**Short exercise:** Only the lines from the one holding "Read out every word on this page." to the end of the data should be echoed, exactly as they appear, minus the pictures.

**Supplied material:**

↓↓↓

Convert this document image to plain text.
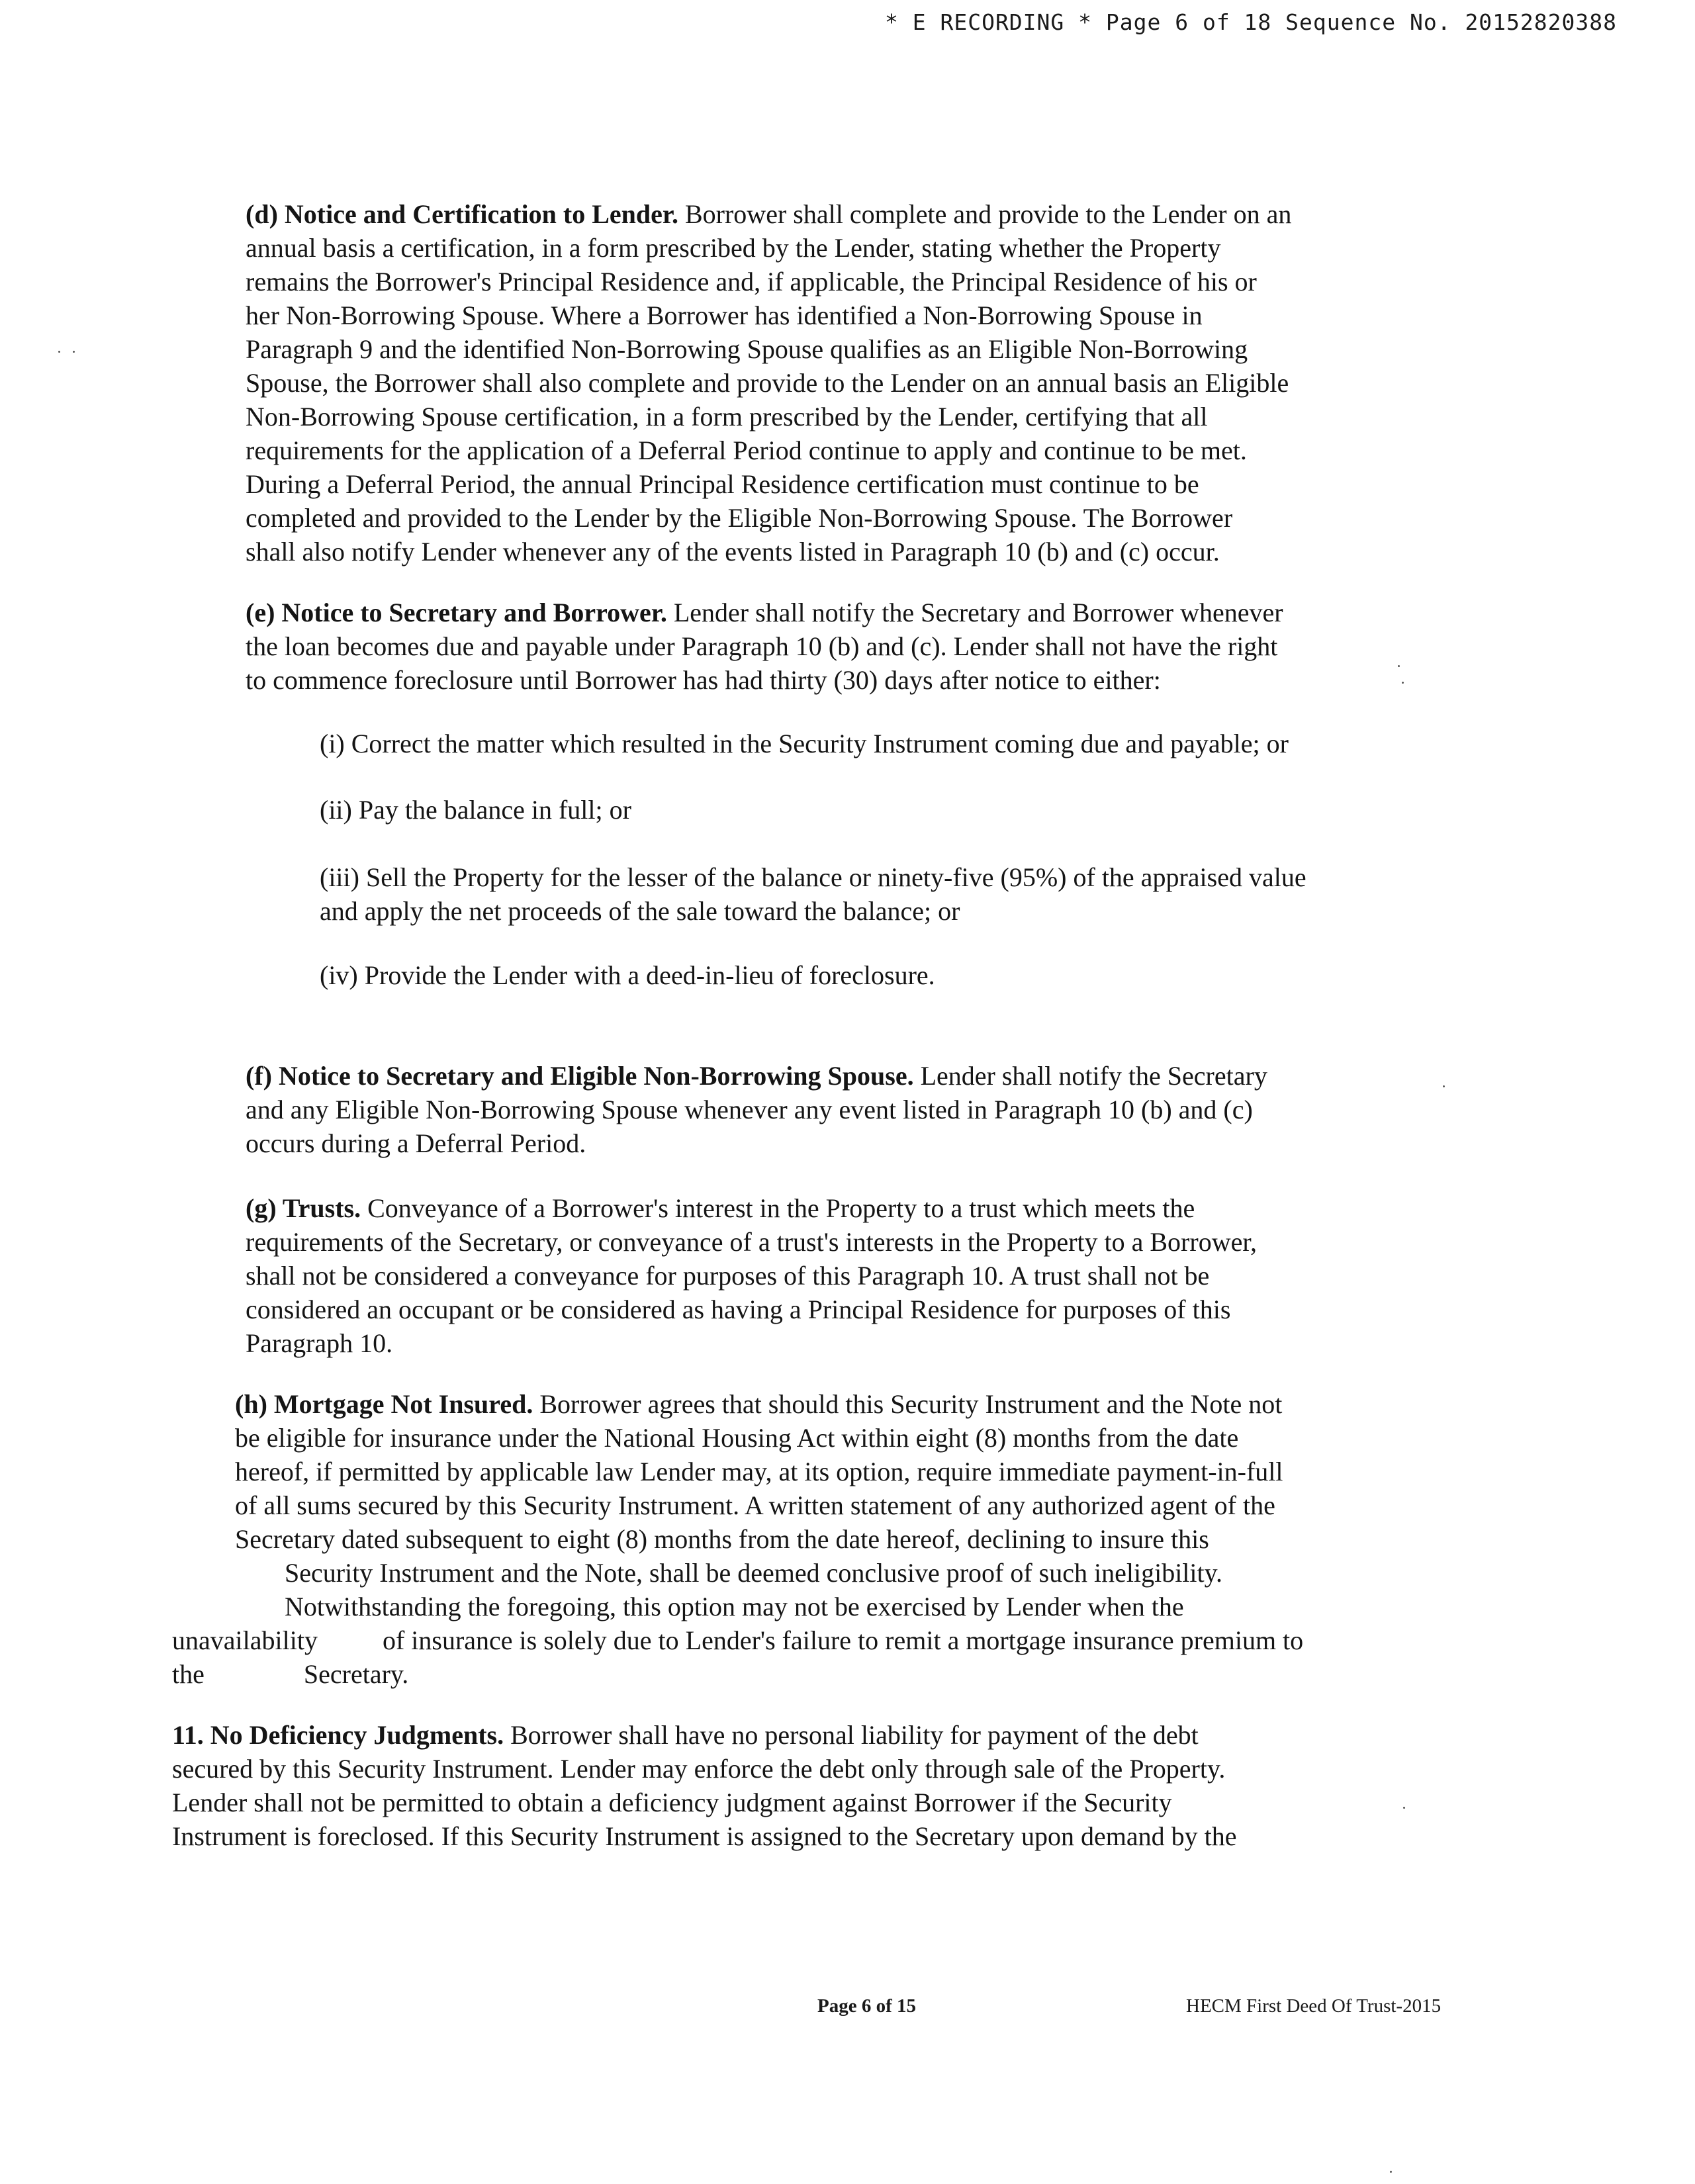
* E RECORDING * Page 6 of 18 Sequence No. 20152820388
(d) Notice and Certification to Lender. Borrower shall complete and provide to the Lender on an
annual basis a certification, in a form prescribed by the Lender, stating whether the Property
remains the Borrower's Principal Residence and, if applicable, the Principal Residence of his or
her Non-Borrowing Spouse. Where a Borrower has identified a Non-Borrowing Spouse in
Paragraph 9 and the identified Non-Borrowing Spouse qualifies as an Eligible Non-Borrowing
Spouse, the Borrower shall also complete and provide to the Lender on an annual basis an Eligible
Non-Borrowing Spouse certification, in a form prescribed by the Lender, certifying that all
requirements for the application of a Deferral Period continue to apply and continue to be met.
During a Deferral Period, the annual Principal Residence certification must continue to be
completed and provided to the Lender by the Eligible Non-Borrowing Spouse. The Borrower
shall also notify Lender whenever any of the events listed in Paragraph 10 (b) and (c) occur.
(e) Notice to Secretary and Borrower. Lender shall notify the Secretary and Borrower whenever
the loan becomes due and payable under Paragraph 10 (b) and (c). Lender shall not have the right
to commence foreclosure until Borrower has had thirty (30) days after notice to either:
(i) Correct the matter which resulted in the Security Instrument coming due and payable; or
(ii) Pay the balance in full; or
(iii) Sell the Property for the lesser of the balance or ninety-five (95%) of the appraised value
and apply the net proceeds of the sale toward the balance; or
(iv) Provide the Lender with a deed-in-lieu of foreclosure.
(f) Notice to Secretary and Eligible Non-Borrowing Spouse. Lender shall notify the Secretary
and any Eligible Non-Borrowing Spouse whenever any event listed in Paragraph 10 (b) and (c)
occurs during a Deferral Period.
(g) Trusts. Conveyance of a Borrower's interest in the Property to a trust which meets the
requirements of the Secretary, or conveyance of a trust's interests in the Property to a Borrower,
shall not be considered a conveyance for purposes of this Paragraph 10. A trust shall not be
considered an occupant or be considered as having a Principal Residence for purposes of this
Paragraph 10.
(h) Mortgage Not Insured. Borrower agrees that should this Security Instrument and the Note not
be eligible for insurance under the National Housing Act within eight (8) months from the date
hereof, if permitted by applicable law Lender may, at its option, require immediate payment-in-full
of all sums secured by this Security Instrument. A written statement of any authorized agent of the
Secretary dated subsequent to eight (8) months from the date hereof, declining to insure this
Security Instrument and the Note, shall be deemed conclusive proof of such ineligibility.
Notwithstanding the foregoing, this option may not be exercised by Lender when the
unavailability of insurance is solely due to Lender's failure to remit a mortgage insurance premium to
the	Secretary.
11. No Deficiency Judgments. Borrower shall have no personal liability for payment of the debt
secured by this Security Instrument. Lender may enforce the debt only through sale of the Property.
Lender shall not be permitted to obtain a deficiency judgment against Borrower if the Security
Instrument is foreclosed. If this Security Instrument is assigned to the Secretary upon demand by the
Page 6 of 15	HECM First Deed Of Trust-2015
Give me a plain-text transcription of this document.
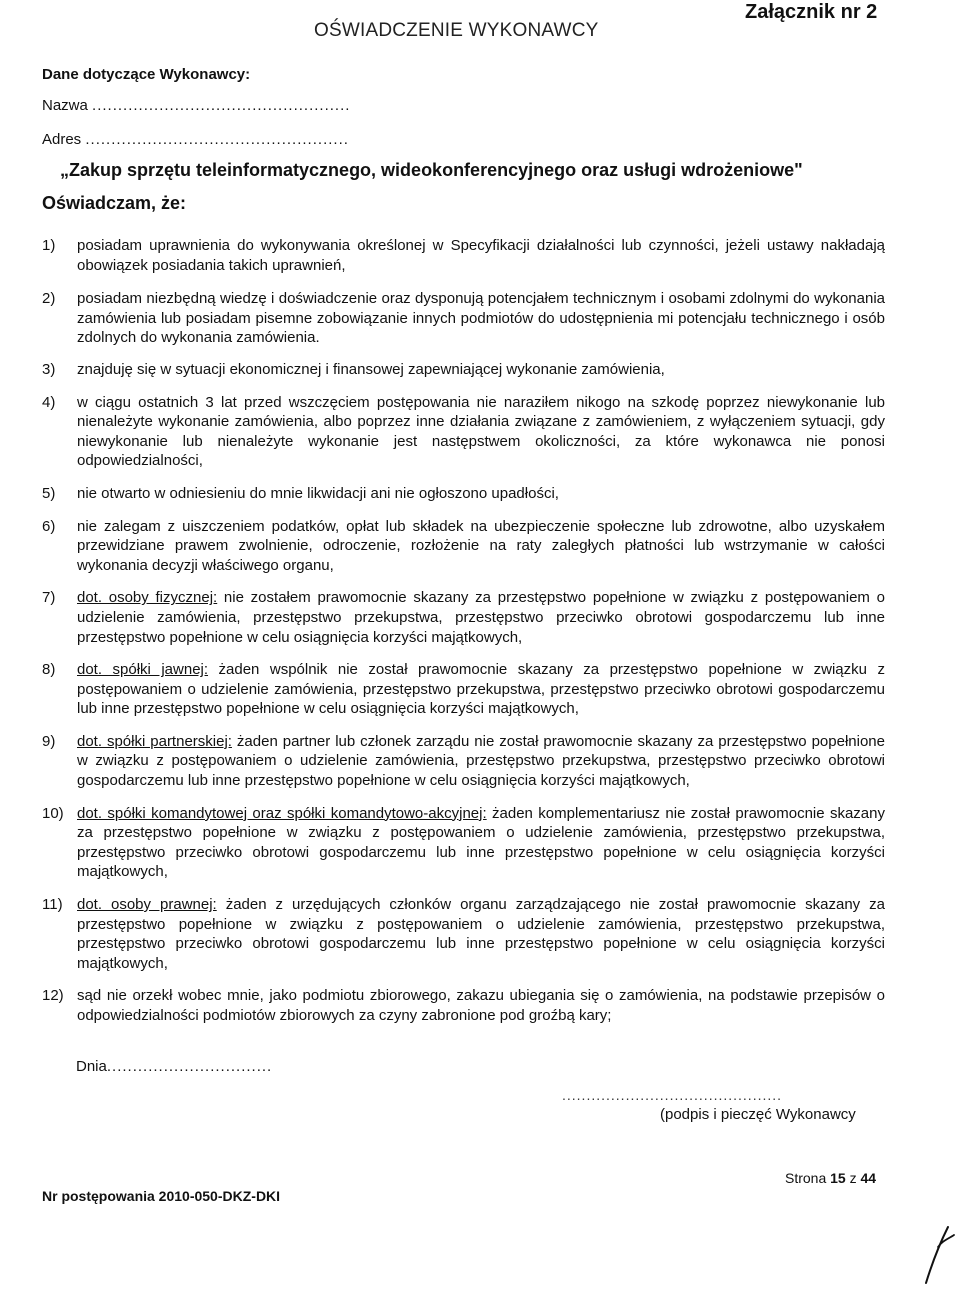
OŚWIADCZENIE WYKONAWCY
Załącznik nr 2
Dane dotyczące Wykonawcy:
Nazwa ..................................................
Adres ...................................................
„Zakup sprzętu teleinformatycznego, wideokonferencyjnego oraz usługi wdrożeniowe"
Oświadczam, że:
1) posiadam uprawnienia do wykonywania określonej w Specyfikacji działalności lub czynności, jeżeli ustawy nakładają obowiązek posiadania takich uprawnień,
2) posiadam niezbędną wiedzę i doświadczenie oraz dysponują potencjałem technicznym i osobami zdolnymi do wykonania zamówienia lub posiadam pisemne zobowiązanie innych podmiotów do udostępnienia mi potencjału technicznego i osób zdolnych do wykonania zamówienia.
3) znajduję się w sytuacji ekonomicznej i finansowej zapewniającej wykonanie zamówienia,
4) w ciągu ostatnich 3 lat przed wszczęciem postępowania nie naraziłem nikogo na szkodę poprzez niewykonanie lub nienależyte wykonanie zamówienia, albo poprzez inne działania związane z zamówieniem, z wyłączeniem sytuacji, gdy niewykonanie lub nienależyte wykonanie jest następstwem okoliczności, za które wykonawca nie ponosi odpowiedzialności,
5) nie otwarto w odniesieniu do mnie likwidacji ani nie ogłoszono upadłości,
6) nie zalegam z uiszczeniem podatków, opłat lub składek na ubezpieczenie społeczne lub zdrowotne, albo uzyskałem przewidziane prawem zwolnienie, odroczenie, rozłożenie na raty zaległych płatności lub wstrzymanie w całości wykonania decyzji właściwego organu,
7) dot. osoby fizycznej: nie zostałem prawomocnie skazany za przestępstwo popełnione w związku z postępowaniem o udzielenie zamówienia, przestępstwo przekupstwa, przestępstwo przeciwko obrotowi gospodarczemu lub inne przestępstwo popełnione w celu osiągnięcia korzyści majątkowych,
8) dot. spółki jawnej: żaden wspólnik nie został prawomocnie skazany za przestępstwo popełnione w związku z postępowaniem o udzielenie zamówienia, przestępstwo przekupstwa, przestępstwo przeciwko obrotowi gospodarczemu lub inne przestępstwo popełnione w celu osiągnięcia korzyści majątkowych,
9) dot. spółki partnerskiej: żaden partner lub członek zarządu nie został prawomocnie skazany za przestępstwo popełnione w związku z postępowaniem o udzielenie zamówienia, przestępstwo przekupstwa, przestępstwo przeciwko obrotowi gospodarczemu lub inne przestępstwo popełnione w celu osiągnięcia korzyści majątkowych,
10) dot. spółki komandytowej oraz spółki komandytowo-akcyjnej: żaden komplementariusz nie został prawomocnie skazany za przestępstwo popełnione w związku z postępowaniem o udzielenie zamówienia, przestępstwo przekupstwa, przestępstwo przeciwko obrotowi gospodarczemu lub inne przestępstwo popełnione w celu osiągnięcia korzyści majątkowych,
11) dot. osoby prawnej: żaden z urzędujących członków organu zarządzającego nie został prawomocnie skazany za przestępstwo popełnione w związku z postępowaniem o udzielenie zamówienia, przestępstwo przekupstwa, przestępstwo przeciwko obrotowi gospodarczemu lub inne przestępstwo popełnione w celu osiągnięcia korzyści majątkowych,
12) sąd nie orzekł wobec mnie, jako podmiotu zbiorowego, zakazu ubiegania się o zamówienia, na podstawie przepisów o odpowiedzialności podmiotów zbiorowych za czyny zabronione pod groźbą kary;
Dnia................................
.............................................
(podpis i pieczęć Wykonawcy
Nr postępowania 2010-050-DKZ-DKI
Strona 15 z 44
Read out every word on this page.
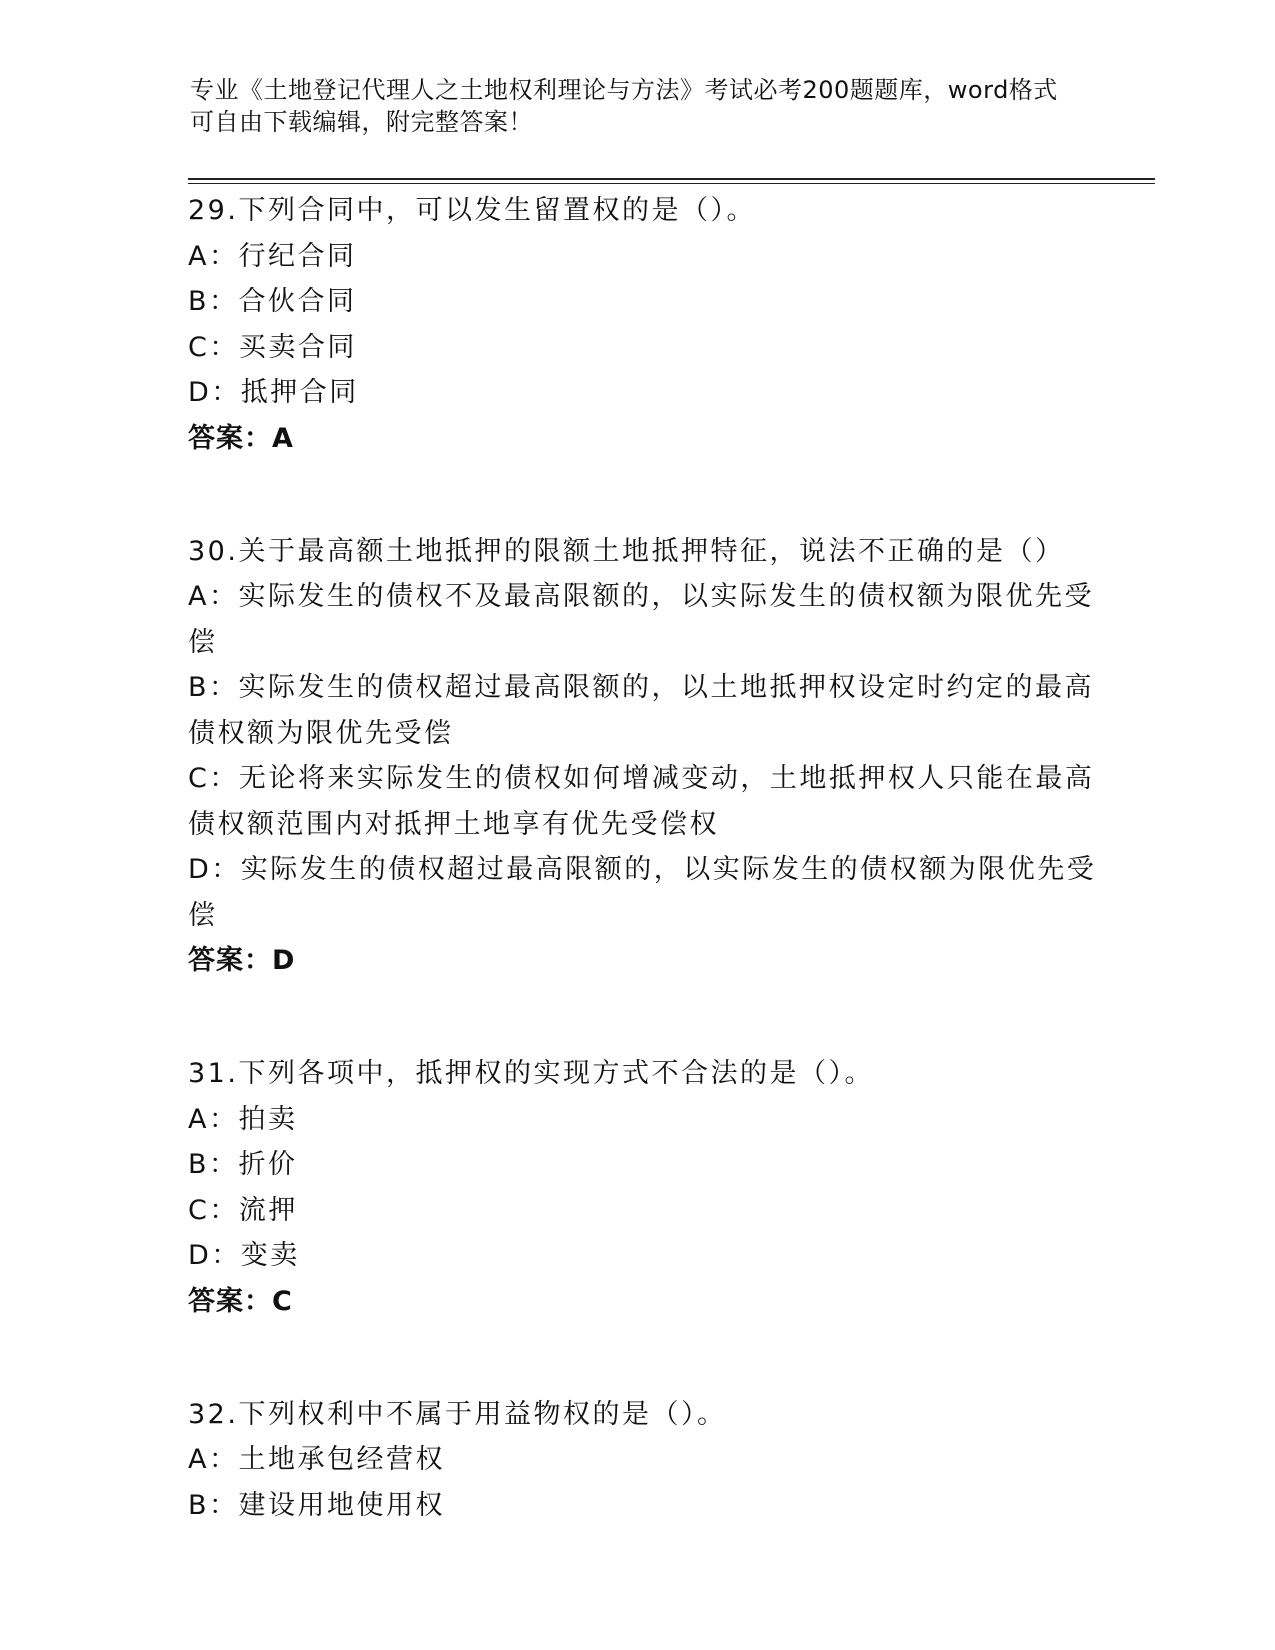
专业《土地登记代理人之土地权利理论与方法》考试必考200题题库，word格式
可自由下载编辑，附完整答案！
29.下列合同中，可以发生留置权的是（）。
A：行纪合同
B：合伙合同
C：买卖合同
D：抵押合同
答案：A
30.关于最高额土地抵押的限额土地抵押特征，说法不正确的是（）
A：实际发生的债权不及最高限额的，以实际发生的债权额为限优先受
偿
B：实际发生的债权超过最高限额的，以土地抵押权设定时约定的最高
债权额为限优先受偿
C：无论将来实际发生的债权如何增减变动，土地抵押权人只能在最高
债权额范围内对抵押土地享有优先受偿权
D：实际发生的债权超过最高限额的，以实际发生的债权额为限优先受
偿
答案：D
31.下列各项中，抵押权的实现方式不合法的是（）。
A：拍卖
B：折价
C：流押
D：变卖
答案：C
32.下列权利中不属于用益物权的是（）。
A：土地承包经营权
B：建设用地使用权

↑↑↑

**Expected answer:**
Read out every word on this page.
专业《土地登记代理人之土地权利理论与方法》考试必考200题题库，word格式
可自由下载编辑，附完整答案！
29.下列合同中，可以发生留置权的是（）。
A：行纪合同
B：合伙合同
C：买卖合同
D：抵押合同
答案：A
30.关于最高额土地抵押的限额土地抵押特征，说法不正确的是（）
A：实际发生的债权不及最高限额的，以实际发生的债权额为限优先受
偿
B：实际发生的债权超过最高限额的，以土地抵押权设定时约定的最高
债权额为限优先受偿
C：无论将来实际发生的债权如何增减变动，土地抵押权人只能在最高
债权额范围内对抵押土地享有优先受偿权
D：实际发生的债权超过最高限额的，以实际发生的债权额为限优先受
偿
答案：D
31.下列各项中，抵押权的实现方式不合法的是（）。
A：拍卖
B：折价
C：流押
D：变卖
答案：C
32.下列权利中不属于用益物权的是（）。
A：土地承包经营权
B：建设用地使用权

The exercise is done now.